■ Data supplied ■
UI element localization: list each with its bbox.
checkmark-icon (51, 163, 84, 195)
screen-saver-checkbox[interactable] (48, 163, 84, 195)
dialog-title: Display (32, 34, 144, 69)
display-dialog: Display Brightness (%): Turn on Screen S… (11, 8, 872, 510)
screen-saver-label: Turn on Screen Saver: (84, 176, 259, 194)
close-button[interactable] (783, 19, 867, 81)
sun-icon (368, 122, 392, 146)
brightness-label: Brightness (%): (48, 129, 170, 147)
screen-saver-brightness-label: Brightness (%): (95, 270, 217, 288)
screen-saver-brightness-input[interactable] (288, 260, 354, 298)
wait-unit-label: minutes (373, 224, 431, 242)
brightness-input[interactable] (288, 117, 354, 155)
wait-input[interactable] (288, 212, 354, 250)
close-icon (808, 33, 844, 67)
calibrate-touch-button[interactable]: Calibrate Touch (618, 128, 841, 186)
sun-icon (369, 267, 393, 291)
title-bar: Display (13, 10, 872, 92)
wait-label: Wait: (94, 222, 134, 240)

■ Instructions for the task ■
Reproduce the entries from the start of the records through the line with "screen-saver-brightness-input[interactable] (288, 260, 354, 298)", including that line.

■ Result of the exercise ■
UI element localization: list each with its bbox.
checkmark-icon (51, 163, 84, 195)
screen-saver-checkbox[interactable] (48, 163, 84, 195)
dialog-title: Display (32, 34, 144, 69)
display-dialog: Display Brightness (%): Turn on Screen S… (11, 8, 872, 510)
screen-saver-label: Turn on Screen Saver: (84, 176, 259, 194)
close-button[interactable] (783, 19, 867, 81)
sun-icon (368, 122, 392, 146)
brightness-label: Brightness (%): (48, 129, 170, 147)
screen-saver-brightness-label: Brightness (%): (95, 270, 217, 288)
screen-saver-brightness-input[interactable] (288, 260, 354, 298)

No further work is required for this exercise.